_GIVEN REQUEST_
Pick out all lines with the word "TradingView" from the records that follow.

Entries with figure data
>> Begin

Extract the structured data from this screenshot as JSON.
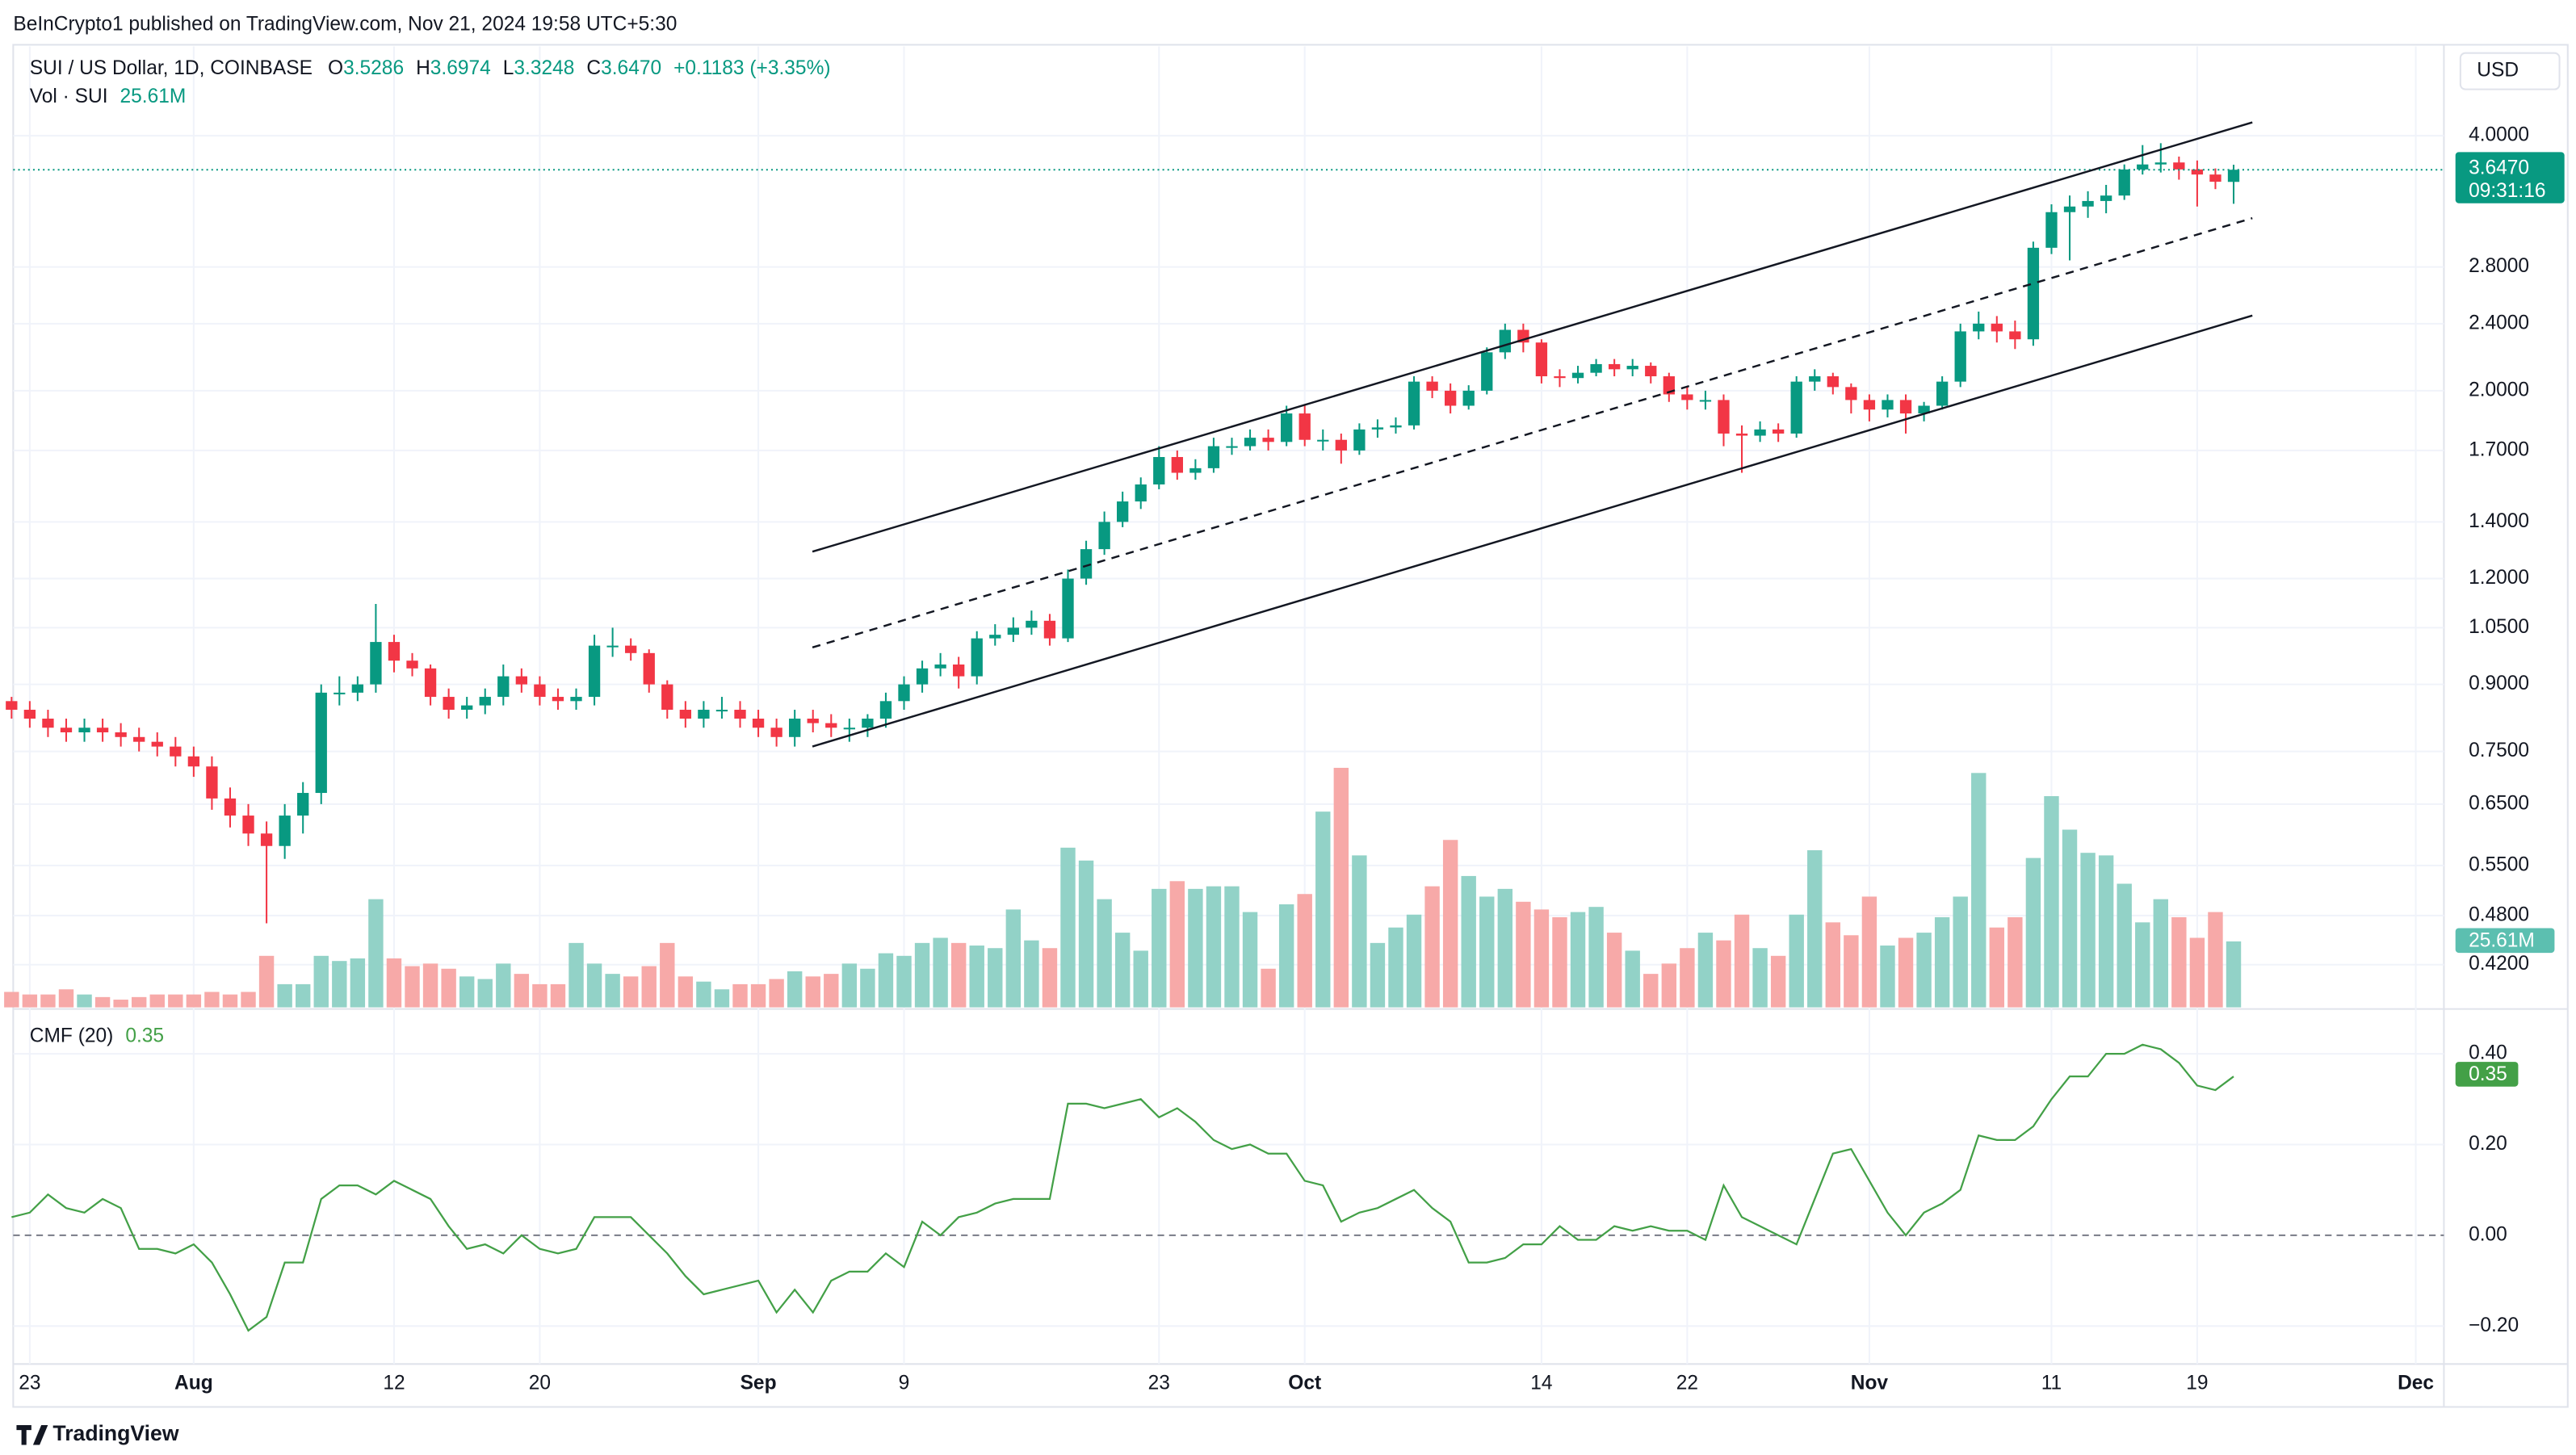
{
  "header": {
    "published": "BeInCrypto1 published on TradingView.com, Nov 21, 2024 19:58 UTC+5:30",
    "currency": "USD",
    "brand": "TradingView"
  },
  "chart_data": {
    "type": "candlestick",
    "title": "SUI / US Dollar, 1D, COINBASE",
    "ohlc_labels": [
      "O",
      "H",
      "L",
      "C"
    ],
    "close_label": "3.6470",
    "change": "+0.1183 (+3.35%)",
    "countdown": "09:31:16",
    "x": [
      "07-22",
      "07-23",
      "07-24",
      "07-25",
      "07-26",
      "07-27",
      "07-28",
      "07-29",
      "07-30",
      "07-31",
      "08-01",
      "08-02",
      "08-03",
      "08-04",
      "08-05",
      "08-06",
      "08-07",
      "08-08",
      "08-09",
      "08-10",
      "08-11",
      "08-12",
      "08-13",
      "08-14",
      "08-15",
      "08-16",
      "08-17",
      "08-18",
      "08-19",
      "08-20",
      "08-21",
      "08-22",
      "08-23",
      "08-24",
      "08-25",
      "08-26",
      "08-27",
      "08-28",
      "08-29",
      "08-30",
      "08-31",
      "09-01",
      "09-02",
      "09-03",
      "09-04",
      "09-05",
      "09-06",
      "09-07",
      "09-08",
      "09-09",
      "09-10",
      "09-11",
      "09-12",
      "09-13",
      "09-14",
      "09-15",
      "09-16",
      "09-17",
      "09-18",
      "09-19",
      "09-20",
      "09-21",
      "09-22",
      "09-23",
      "09-24",
      "09-25",
      "09-26",
      "09-27",
      "09-28",
      "09-29",
      "09-30",
      "10-01",
      "10-02",
      "10-03",
      "10-04",
      "10-05",
      "10-06",
      "10-07",
      "10-08",
      "10-09",
      "10-10",
      "10-11",
      "10-12",
      "10-13",
      "10-14",
      "10-15",
      "10-16",
      "10-17",
      "10-18",
      "10-19",
      "10-20",
      "10-21",
      "10-22",
      "10-23",
      "10-24",
      "10-25",
      "10-26",
      "10-27",
      "10-28",
      "10-29",
      "10-30",
      "10-31",
      "11-01",
      "11-02",
      "11-03",
      "11-04",
      "11-05",
      "11-06",
      "11-07",
      "11-08",
      "11-09",
      "11-10",
      "11-11",
      "11-12",
      "11-13",
      "11-14",
      "11-15",
      "11-16",
      "11-17",
      "11-18",
      "11-19",
      "11-20",
      "11-21"
    ],
    "open": [
      0.86,
      0.84,
      0.82,
      0.8,
      0.79,
      0.8,
      0.79,
      0.78,
      0.77,
      0.76,
      0.74,
      0.72,
      0.66,
      0.63,
      0.6,
      0.58,
      0.63,
      0.67,
      0.88,
      0.88,
      0.9,
      1.01,
      0.96,
      0.94,
      0.87,
      0.84,
      0.85,
      0.87,
      0.92,
      0.9,
      0.87,
      0.86,
      0.87,
      1.0,
      1.0,
      0.98,
      0.9,
      0.84,
      0.82,
      0.84,
      0.84,
      0.82,
      0.8,
      0.78,
      0.82,
      0.81,
      0.8,
      0.8,
      0.82,
      0.86,
      0.9,
      0.94,
      0.95,
      0.92,
      1.02,
      1.03,
      1.05,
      1.07,
      1.02,
      1.2,
      1.3,
      1.4,
      1.48,
      1.55,
      1.67,
      1.6,
      1.62,
      1.72,
      1.72,
      1.76,
      1.74,
      1.88,
      1.75,
      1.75,
      1.7,
      1.8,
      1.81,
      1.82,
      2.05,
      2.0,
      1.92,
      2.0,
      2.22,
      2.36,
      2.28,
      2.08,
      2.07,
      2.1,
      2.15,
      2.12,
      2.14,
      2.08,
      1.98,
      1.95,
      1.95,
      1.78,
      1.77,
      1.8,
      1.78,
      2.05,
      2.08,
      2.02,
      1.95,
      1.9,
      1.95,
      1.88,
      1.92,
      2.05,
      2.35,
      2.4,
      2.35,
      2.3,
      2.95,
      3.25,
      3.3,
      3.35,
      3.4,
      3.65,
      3.7,
      3.72,
      3.65,
      3.6,
      3.5286
    ],
    "high": [
      0.87,
      0.86,
      0.84,
      0.82,
      0.82,
      0.82,
      0.81,
      0.8,
      0.79,
      0.78,
      0.76,
      0.74,
      0.68,
      0.65,
      0.62,
      0.65,
      0.69,
      0.9,
      0.92,
      0.92,
      1.12,
      1.03,
      0.98,
      0.95,
      0.89,
      0.87,
      0.89,
      0.95,
      0.94,
      0.92,
      0.89,
      0.89,
      1.03,
      1.05,
      1.02,
      0.99,
      0.91,
      0.86,
      0.86,
      0.87,
      0.86,
      0.84,
      0.82,
      0.84,
      0.84,
      0.83,
      0.82,
      0.83,
      0.88,
      0.92,
      0.96,
      0.98,
      0.97,
      1.04,
      1.06,
      1.08,
      1.1,
      1.09,
      1.23,
      1.33,
      1.44,
      1.52,
      1.58,
      1.72,
      1.7,
      1.66,
      1.76,
      1.76,
      1.8,
      1.8,
      1.92,
      1.92,
      1.8,
      1.78,
      1.83,
      1.85,
      1.86,
      2.08,
      2.08,
      2.04,
      2.03,
      2.25,
      2.4,
      2.4,
      2.3,
      2.12,
      2.14,
      2.18,
      2.18,
      2.18,
      2.16,
      2.1,
      2.02,
      2.0,
      1.98,
      1.82,
      1.84,
      1.83,
      2.08,
      2.12,
      2.1,
      2.04,
      1.98,
      1.98,
      1.98,
      1.94,
      2.08,
      2.4,
      2.48,
      2.45,
      2.42,
      3.0,
      3.32,
      3.4,
      3.44,
      3.5,
      3.7,
      3.9,
      3.92,
      3.78,
      3.74,
      3.66,
      3.6974
    ],
    "low": [
      0.82,
      0.8,
      0.78,
      0.77,
      0.77,
      0.77,
      0.76,
      0.75,
      0.74,
      0.72,
      0.7,
      0.64,
      0.61,
      0.58,
      0.47,
      0.56,
      0.6,
      0.65,
      0.85,
      0.86,
      0.88,
      0.93,
      0.92,
      0.85,
      0.82,
      0.82,
      0.83,
      0.85,
      0.88,
      0.85,
      0.84,
      0.84,
      0.85,
      0.97,
      0.96,
      0.88,
      0.82,
      0.8,
      0.8,
      0.82,
      0.8,
      0.78,
      0.76,
      0.76,
      0.79,
      0.78,
      0.77,
      0.78,
      0.8,
      0.84,
      0.88,
      0.92,
      0.89,
      0.9,
      1.0,
      1.01,
      1.03,
      1.0,
      1.01,
      1.18,
      1.28,
      1.38,
      1.45,
      1.53,
      1.57,
      1.57,
      1.6,
      1.68,
      1.7,
      1.7,
      1.72,
      1.72,
      1.7,
      1.64,
      1.68,
      1.76,
      1.78,
      1.8,
      1.96,
      1.88,
      1.9,
      1.98,
      2.18,
      2.22,
      2.04,
      2.02,
      2.04,
      2.08,
      2.08,
      2.08,
      2.04,
      1.94,
      1.9,
      1.9,
      1.72,
      1.6,
      1.74,
      1.74,
      1.76,
      2.0,
      1.98,
      1.88,
      1.84,
      1.86,
      1.78,
      1.84,
      1.9,
      2.02,
      2.3,
      2.28,
      2.24,
      2.26,
      2.9,
      2.85,
      3.2,
      3.24,
      3.36,
      3.6,
      3.62,
      3.55,
      3.3,
      3.46,
      3.3248
    ],
    "close": [
      0.84,
      0.82,
      0.8,
      0.79,
      0.8,
      0.79,
      0.78,
      0.77,
      0.76,
      0.74,
      0.72,
      0.66,
      0.63,
      0.6,
      0.58,
      0.63,
      0.67,
      0.88,
      0.88,
      0.9,
      1.01,
      0.96,
      0.94,
      0.87,
      0.84,
      0.85,
      0.87,
      0.92,
      0.9,
      0.87,
      0.86,
      0.87,
      1.0,
      1.0,
      0.98,
      0.9,
      0.84,
      0.82,
      0.84,
      0.84,
      0.82,
      0.8,
      0.78,
      0.82,
      0.81,
      0.8,
      0.8,
      0.82,
      0.86,
      0.9,
      0.94,
      0.95,
      0.92,
      1.02,
      1.03,
      1.05,
      1.07,
      1.02,
      1.2,
      1.3,
      1.4,
      1.48,
      1.55,
      1.67,
      1.6,
      1.62,
      1.72,
      1.72,
      1.76,
      1.74,
      1.88,
      1.75,
      1.75,
      1.7,
      1.8,
      1.81,
      1.82,
      2.05,
      2.0,
      1.92,
      2.0,
      2.22,
      2.36,
      2.28,
      2.08,
      2.07,
      2.1,
      2.15,
      2.12,
      2.14,
      2.08,
      1.98,
      1.95,
      1.95,
      1.78,
      1.77,
      1.8,
      1.78,
      2.05,
      2.08,
      2.02,
      1.95,
      1.9,
      1.95,
      1.88,
      1.92,
      2.05,
      2.35,
      2.4,
      2.35,
      2.3,
      2.95,
      3.25,
      3.3,
      3.35,
      3.4,
      3.65,
      3.7,
      3.72,
      3.65,
      3.6,
      3.53,
      3.647
    ],
    "up_color": "#089981",
    "down_color": "#f23645",
    "log_scale": true,
    "grid": true,
    "ylim": [
      0.374,
      5.1
    ],
    "yticks": [
      {
        "value": 4,
        "label": "4.0000"
      },
      {
        "value": 2.8,
        "label": "2.8000"
      },
      {
        "value": 2.4,
        "label": "2.4000"
      },
      {
        "value": 2,
        "label": "2.0000"
      },
      {
        "value": 1.7,
        "label": "1.7000"
      },
      {
        "value": 1.4,
        "label": "1.4000"
      },
      {
        "value": 1.2,
        "label": "1.2000"
      },
      {
        "value": 1.05,
        "label": "1.0500"
      },
      {
        "value": 0.9,
        "label": "0.9000"
      },
      {
        "value": 0.75,
        "label": "0.7500"
      },
      {
        "value": 0.65,
        "label": "0.6500"
      },
      {
        "value": 0.55,
        "label": "0.5500"
      },
      {
        "value": 0.48,
        "label": "0.4800"
      },
      {
        "value": 0.42,
        "label": "0.4200"
      }
    ],
    "xticks": [
      {
        "value": "07-23",
        "label": "23"
      },
      {
        "value": "08-01",
        "label": "Aug"
      },
      {
        "value": "08-12",
        "label": "12"
      },
      {
        "value": "08-20",
        "label": "20"
      },
      {
        "value": "09-01",
        "label": "Sep"
      },
      {
        "value": "09-09",
        "label": "9"
      },
      {
        "value": "09-23",
        "label": "23"
      },
      {
        "value": "10-01",
        "label": "Oct"
      },
      {
        "value": "10-14",
        "label": "14"
      },
      {
        "value": "10-22",
        "label": "22"
      },
      {
        "value": "11-01",
        "label": "Nov"
      },
      {
        "value": "11-11",
        "label": "11"
      },
      {
        "value": "11-19",
        "label": "19"
      },
      {
        "value": "12-01",
        "label": "Dec"
      }
    ],
    "volume": {
      "name": "Vol · SUI",
      "last_label": "25.61M",
      "ylim": [
        0,
        100
      ],
      "up_color": "#92d2c7",
      "down_color": "#f7a9a8",
      "values": [
        6,
        5,
        5,
        7,
        5,
        4,
        3,
        4,
        5,
        5,
        5,
        6,
        5,
        6,
        20,
        9,
        9,
        20,
        18,
        19,
        42,
        19,
        16,
        17,
        15,
        12,
        11,
        17,
        13,
        9,
        9,
        25,
        17,
        13,
        12,
        16,
        25,
        12,
        10,
        7,
        9,
        9,
        11,
        14,
        12,
        13,
        17,
        15,
        21,
        20,
        25,
        27,
        25,
        24,
        23,
        38,
        26,
        23,
        62,
        57,
        42,
        29,
        22,
        46,
        49,
        46,
        47,
        47,
        37,
        15,
        40,
        44,
        76,
        93,
        59,
        25,
        31,
        36,
        47,
        65,
        51,
        43,
        46,
        41,
        38,
        35,
        37,
        39,
        29,
        22,
        13,
        17,
        23,
        29,
        26,
        36,
        23,
        20,
        36,
        61,
        33,
        28,
        43,
        24,
        27,
        29,
        35,
        43,
        91,
        31,
        35,
        58,
        82,
        69,
        60,
        59,
        48,
        33,
        42,
        35,
        27,
        37,
        25.61
      ]
    },
    "cmf": {
      "name": "CMF (20)",
      "color": "#43a047",
      "ylim": [
        -0.28,
        0.495
      ],
      "yticks": [
        {
          "value": 0.4,
          "label": "0.40"
        },
        {
          "value": 0.2,
          "label": "0.20"
        },
        {
          "value": 0,
          "label": "0.00"
        },
        {
          "value": -0.2,
          "label": "−0.20"
        }
      ],
      "values": [
        0.04,
        0.05,
        0.09,
        0.06,
        0.05,
        0.08,
        0.06,
        -0.03,
        -0.03,
        -0.04,
        -0.02,
        -0.06,
        -0.13,
        -0.21,
        -0.18,
        -0.06,
        -0.06,
        0.08,
        0.11,
        0.11,
        0.09,
        0.12,
        0.1,
        0.08,
        0.02,
        -0.03,
        -0.02,
        -0.04,
        0.0,
        -0.03,
        -0.04,
        -0.03,
        0.04,
        0.04,
        0.04,
        0.0,
        -0.04,
        -0.09,
        -0.13,
        -0.12,
        -0.11,
        -0.1,
        -0.17,
        -0.12,
        -0.17,
        -0.1,
        -0.08,
        -0.08,
        -0.04,
        -0.07,
        0.03,
        0.0,
        0.04,
        0.05,
        0.07,
        0.08,
        0.08,
        0.08,
        0.29,
        0.29,
        0.28,
        0.29,
        0.3,
        0.26,
        0.28,
        0.25,
        0.21,
        0.19,
        0.2,
        0.18,
        0.18,
        0.12,
        0.11,
        0.03,
        0.05,
        0.06,
        0.08,
        0.1,
        0.06,
        0.03,
        -0.06,
        -0.06,
        -0.05,
        -0.02,
        -0.02,
        0.02,
        -0.01,
        -0.01,
        0.02,
        0.01,
        0.02,
        0.01,
        0.01,
        -0.01,
        0.11,
        0.04,
        0.02,
        0.0,
        -0.02,
        0.08,
        0.18,
        0.19,
        0.12,
        0.05,
        0.0,
        0.05,
        0.07,
        0.1,
        0.22,
        0.21,
        0.21,
        0.24,
        0.3,
        0.35,
        0.35,
        0.4,
        0.4,
        0.42,
        0.41,
        0.38,
        0.33,
        0.32,
        0.35
      ]
    }
  }
}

>> End

_WRITTEN RESPONSE_
    "published": "BeInCrypto1 published on TradingView.com, Nov 21, 2024 19:58 UTC+5:30",
    "brand": "TradingView"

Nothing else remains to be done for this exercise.